To be done -
Look through the lines below and extract each one that contains "vicario".

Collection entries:
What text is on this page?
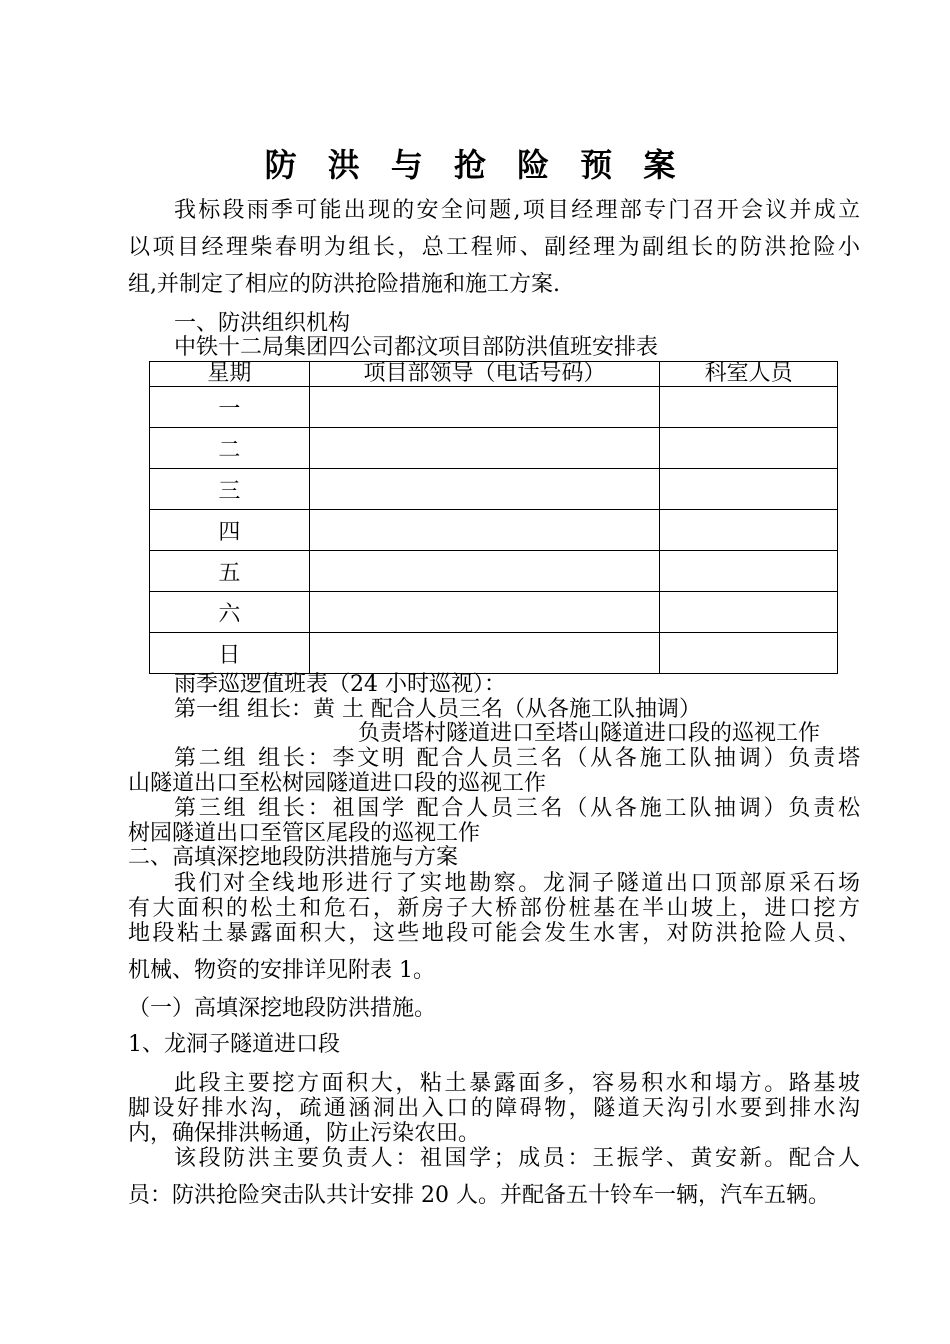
防 洪 与 抢 险 预 案
我标段雨季可能出现的安全问题,项目经理部专门召开会议并成立
以项目经理柴春明为组长，总工程师、副经理为副组长的防洪抢险小
组,并制定了相应的防洪抢险措施和施工方案.
一、防洪组织机构
中铁十二局集团四公司都汶项目部防洪值班安排表
星期	项目部领导（电话号码）	科室人员
一		
二		
三		
四		
五		
六		
日		
雨季巡逻值班表（24 小时巡视）：
第一组 组长：黄 土 配合人员三名（从各施工队抽调）
负责塔村隧道进口至塔山隧道进口段的巡视工作
第二组 组长：李文明 配合人员三名（从各施工队抽调）负责塔
山隧道出口至松树园隧道进口段的巡视工作
第三组 组长：祖国学 配合人员三名（从各施工队抽调）负责松
树园隧道出口至管区尾段的巡视工作
二、高填深挖地段防洪措施与方案
我们对全线地形进行了实地勘察。龙洞子隧道出口顶部原采石场
有大面积的松土和危石，新房子大桥部份桩基在半山坡上，进口挖方
地段粘土暴露面积大，这些地段可能会发生水害，对防洪抢险人员、
机械、物资的安排详见附表 1。
（一）高填深挖地段防洪措施。
1、龙洞子隧道进口段
此段主要挖方面积大，粘土暴露面多，容易积水和塌方。路基坡
脚设好排水沟，疏通涵洞出入口的障碍物，隧道天沟引水要到排水沟
内，确保排洪畅通，防止污染农田。
该段防洪主要负责人：祖国学；成员：王振学、黄安新。配合人
员：防洪抢险突击队共计安排 20 人。并配备五十铃车一辆，汽车五辆。
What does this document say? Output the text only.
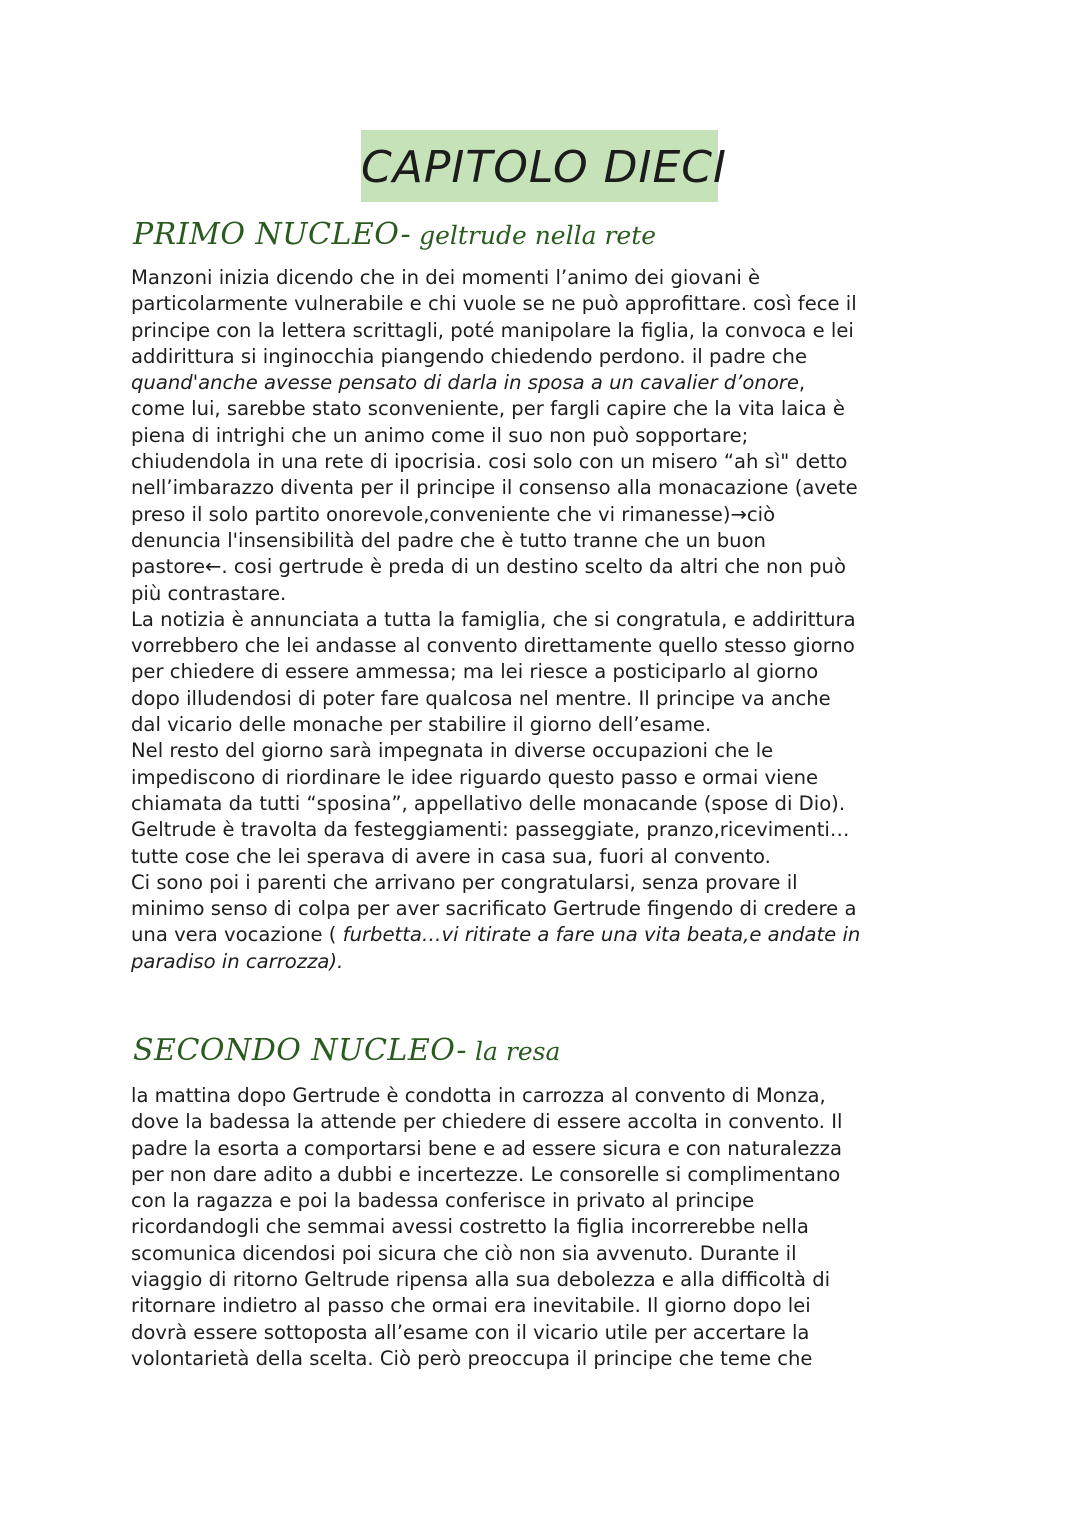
CAPITOLO DIECI
PRIMO NUCLEO- geltrude nella rete
Manzoni inizia dicendo che in dei momenti l’animo dei giovani è
particolarmente vulnerabile e chi vuole se ne può approfittare. così fece il
principe con la lettera scrittagli, poté manipolare la figlia, la convoca e lei
addirittura si inginocchia piangendo chiedendo perdono. il padre che
quand'anche avesse pensato di darla in sposa a un cavalier d’onore,
come lui, sarebbe stato sconveniente, per fargli capire che la vita laica è
piena di intrighi che un animo come il suo non può sopportare;
chiudendola in una rete di ipocrisia. cosi solo con un misero “ah sì" detto
nell’imbarazzo diventa per il principe il consenso alla monacazione (avete
preso il solo partito onorevole,conveniente che vi rimanesse)→ciò
denuncia l'insensibilità del padre che è tutto tranne che un buon
pastore←. cosi gertrude è preda di un destino scelto da altri che non può
più contrastare.
La notizia è annunciata a tutta la famiglia, che si congratula, e addirittura
vorrebbero che lei andasse al convento direttamente quello stesso giorno
per chiedere di essere ammessa; ma lei riesce a posticiparlo al giorno
dopo illudendosi di poter fare qualcosa nel mentre. Il principe va anche
dal vicario delle monache per stabilire il giorno dell’esame.
Nel resto del giorno sarà impegnata in diverse occupazioni che le
impediscono di riordinare le idee riguardo questo passo e ormai viene
chiamata da tutti “sposina”, appellativo delle monacande (spose di Dio).
Geltrude è travolta da festeggiamenti: passeggiate, pranzo,ricevimenti…
tutte cose che lei sperava di avere in casa sua, fuori al convento.
Ci sono poi i parenti che arrivano per congratularsi, senza provare il
minimo senso di colpa per aver sacrificato Gertrude fingendo di credere a
una vera vocazione ( furbetta…vi ritirate a fare una vita beata,e andate in
paradiso in carrozza).
SECONDO NUCLEO- la resa
la mattina dopo Gertrude è condotta in carrozza al convento di Monza,
dove la badessa la attende per chiedere di essere accolta in convento. Il
padre la esorta a comportarsi bene e ad essere sicura e con naturalezza
per non dare adito a dubbi e incertezze. Le consorelle si complimentano
con la ragazza e poi la badessa conferisce in privato al principe
ricordandogli che semmai avessi costretto la figlia incorrerebbe nella
scomunica dicendosi poi sicura che ciò non sia avvenuto. Durante il
viaggio di ritorno Geltrude ripensa alla sua debolezza e alla difficoltà di
ritornare indietro al passo che ormai era inevitabile. Il giorno dopo lei
dovrà essere sottoposta all’esame con il vicario utile per accertare la
volontarietà della scelta. Ciò però preoccupa il principe che teme che
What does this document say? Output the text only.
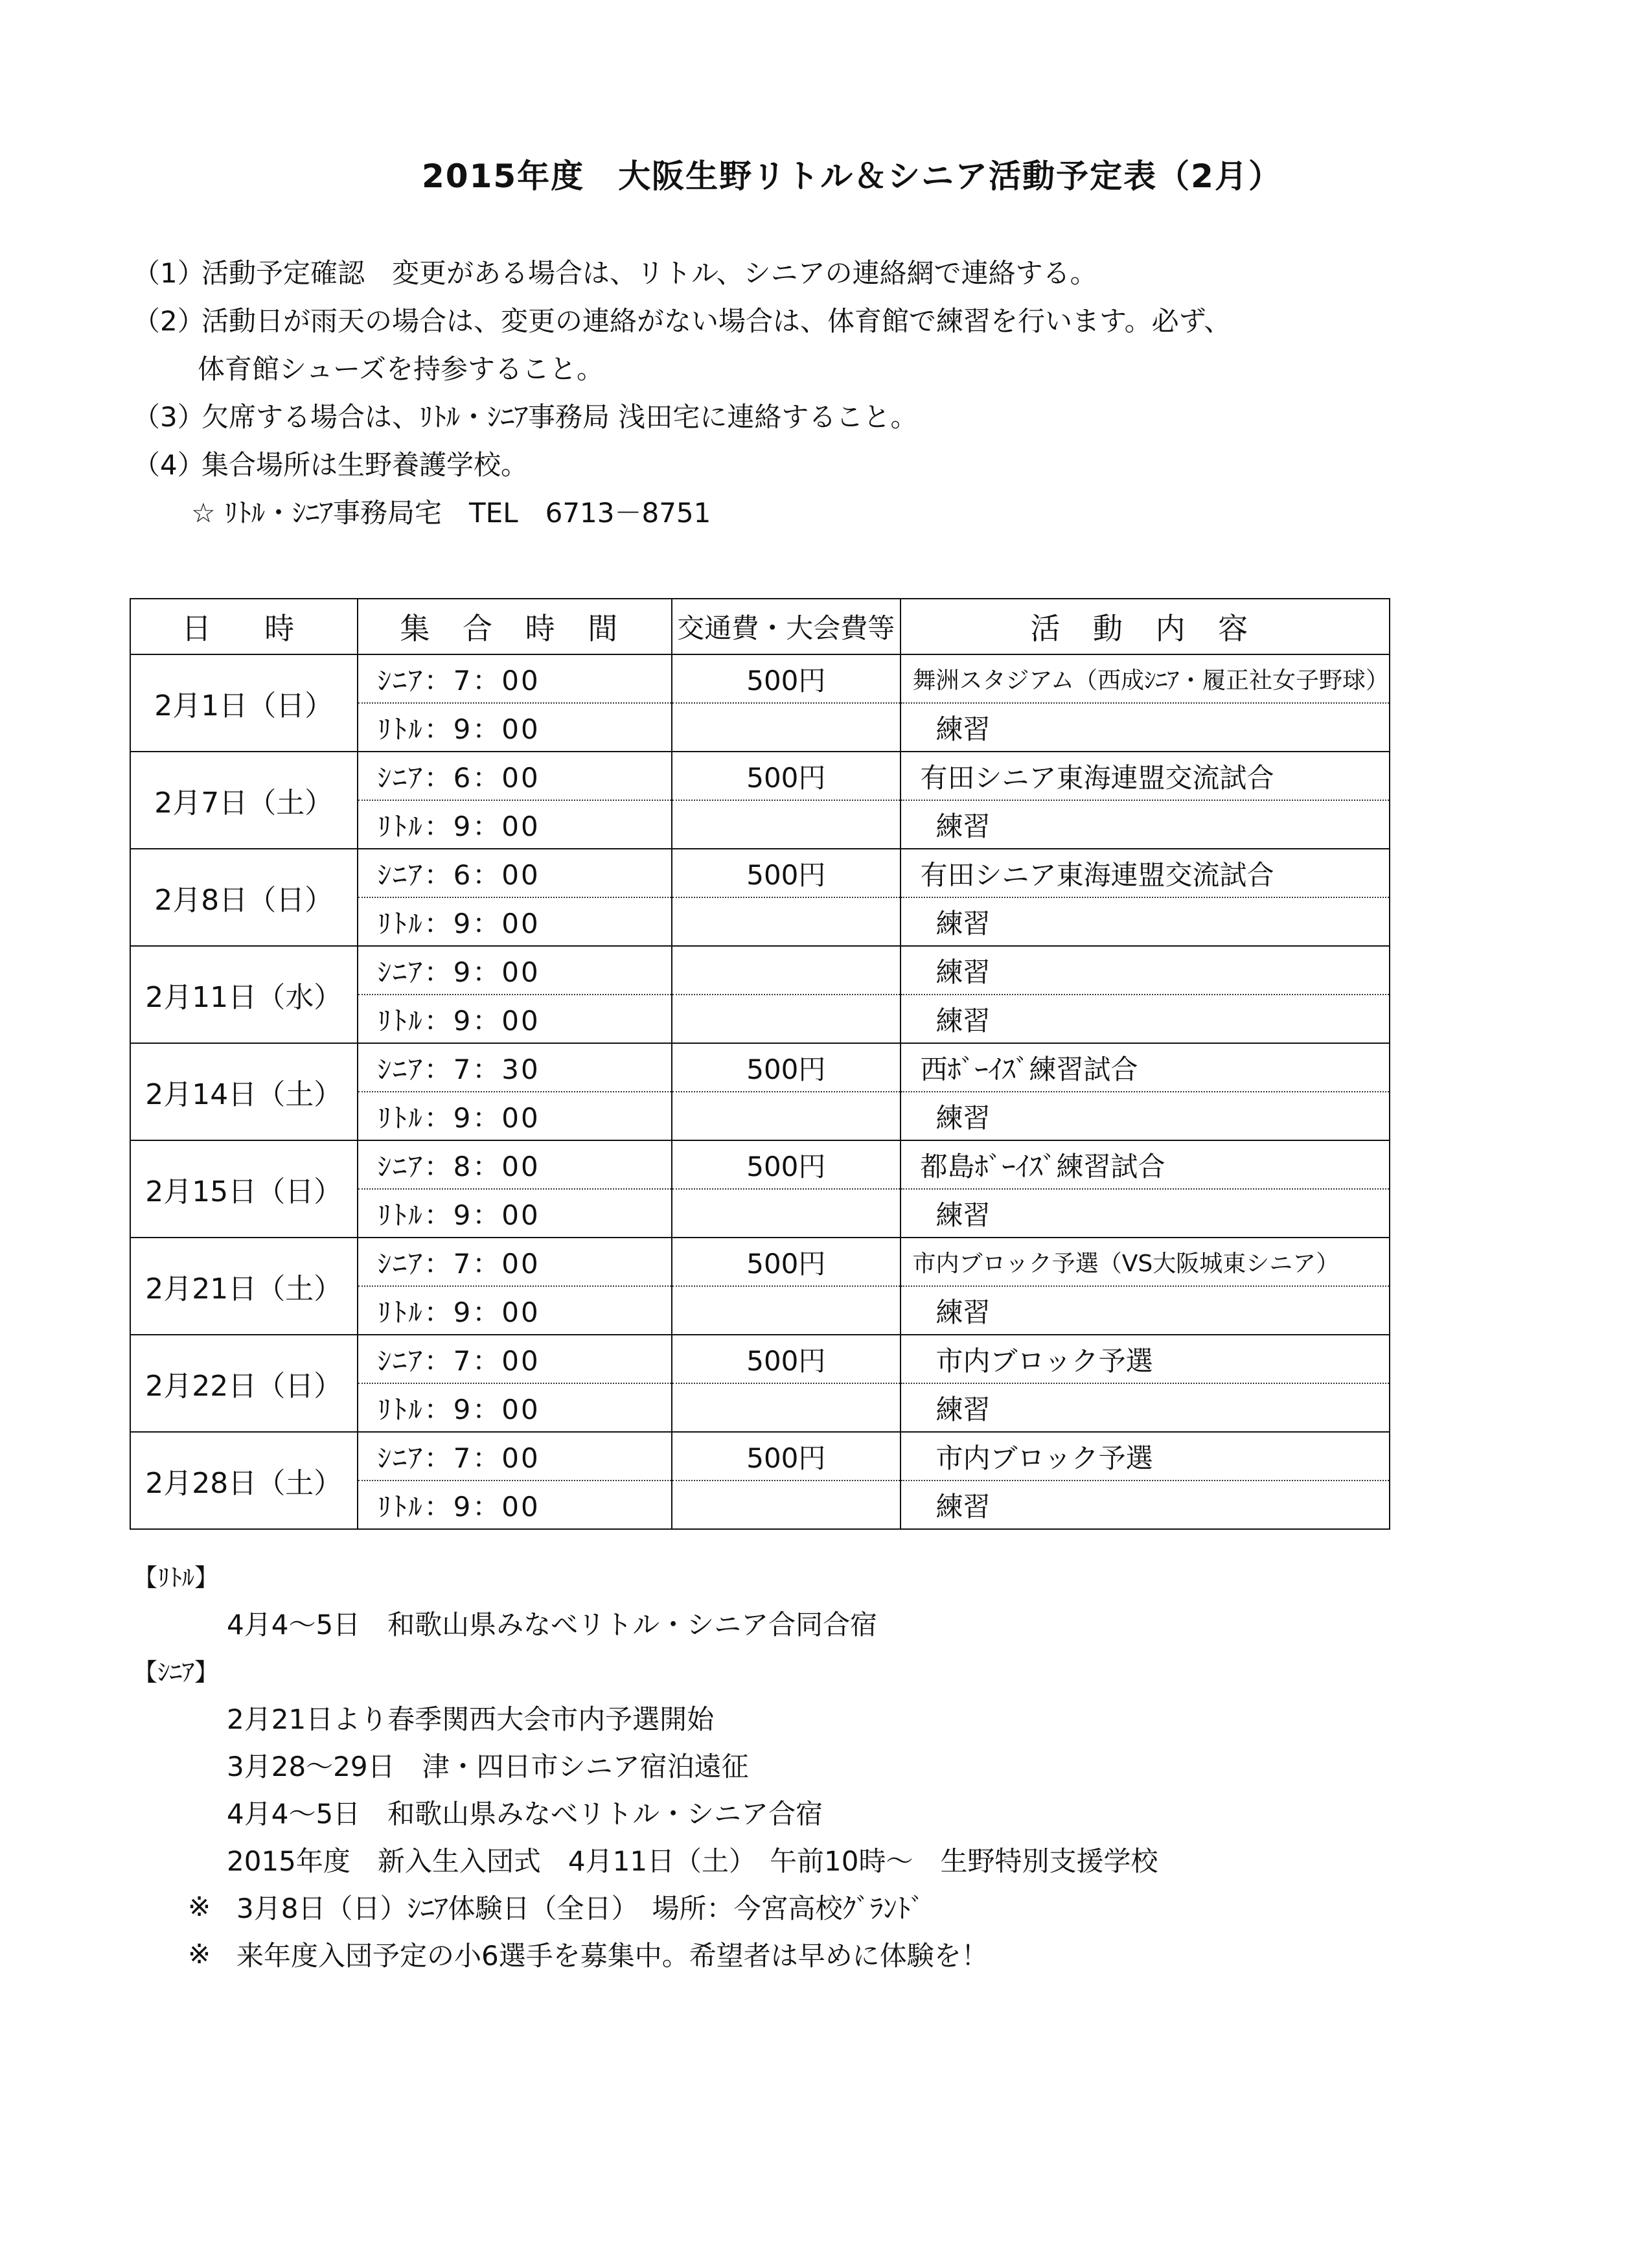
2015年度　大阪生野リトル＆シニア活動予定表（2月）
（1）
活動予定確認　変更がある場合は、リトル、シニアの連絡網で連絡する。
（2）
活動日が雨天の場合は、変更の連絡がない場合は、体育館で練習を行います。必ず、
体育館シューズを持参すること。
（3）
欠席する場合は、ﾘﾄﾙ・ｼﾆｱ事務局 浅田宅に連絡すること。
（4）
集合場所は生野養護学校。
☆ ﾘﾄﾙ・ｼﾆｱ事務局宅　TEL　6713－8751
日　時	集 合 時 間	交通費・大会費等	活 動 内 容
2月1日（日）	ｼﾆｱ：7：00	500円	舞洲スタジアム（西成ｼﾆｱ・履正社女子野球）
	ﾘﾄﾙ：9：00		練習
2月7日（土）	ｼﾆｱ：6：00	500円	有田シニア東海連盟交流試合
	ﾘﾄﾙ：9：00		練習
2月8日（日）	ｼﾆｱ：6：00	500円	有田シニア東海連盟交流試合
	ﾘﾄﾙ：9：00		練習
2月11日（水）	ｼﾆｱ：9：00		練習
	ﾘﾄﾙ：9：00		練習
2月14日（土）	ｼﾆｱ：7：30	500円	西ﾎﾞｰｲｽﾞ練習試合
	ﾘﾄﾙ：9：00		練習
2月15日（日）	ｼﾆｱ：8：00	500円	都島ﾎﾞｰｲｽﾞ練習試合
	ﾘﾄﾙ：9：00		練習
2月21日（土）	ｼﾆｱ：7：00	500円	市内ブロック予選（VS大阪城東シニア）
	ﾘﾄﾙ：9：00		練習
2月22日（日）	ｼﾆｱ：7：00	500円	市内ブロック予選
	ﾘﾄﾙ：9：00		練習
2月28日（土）	ｼﾆｱ：7：00	500円	市内ブロック予選
	ﾘﾄﾙ：9：00		練習
【ﾘﾄﾙ】
4月4～5日　和歌山県みなべリトル・シニア合同合宿
【ｼﾆｱ】
2月21日より春季関西大会市内予選開始
3月28～29日　津・四日市シニア宿泊遠征
4月4～5日　和歌山県みなべリトル・シニア合宿
2015年度　新入生入団式　4月11日（土）　午前10時～　生野特別支援学校
※ 3月8日（日）ｼﾆｱ体験日（全日）　場所：今宮高校ｸﾞﾗﾝﾄﾞ
※ 来年度入団予定の小6選手を募集中。希望者は早めに体験を！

Result of the task -
dal vicario delle monache per stabilire il giorno dell’esame.
dovrà essere sottoposta all’esame con il vicario utile per accertare la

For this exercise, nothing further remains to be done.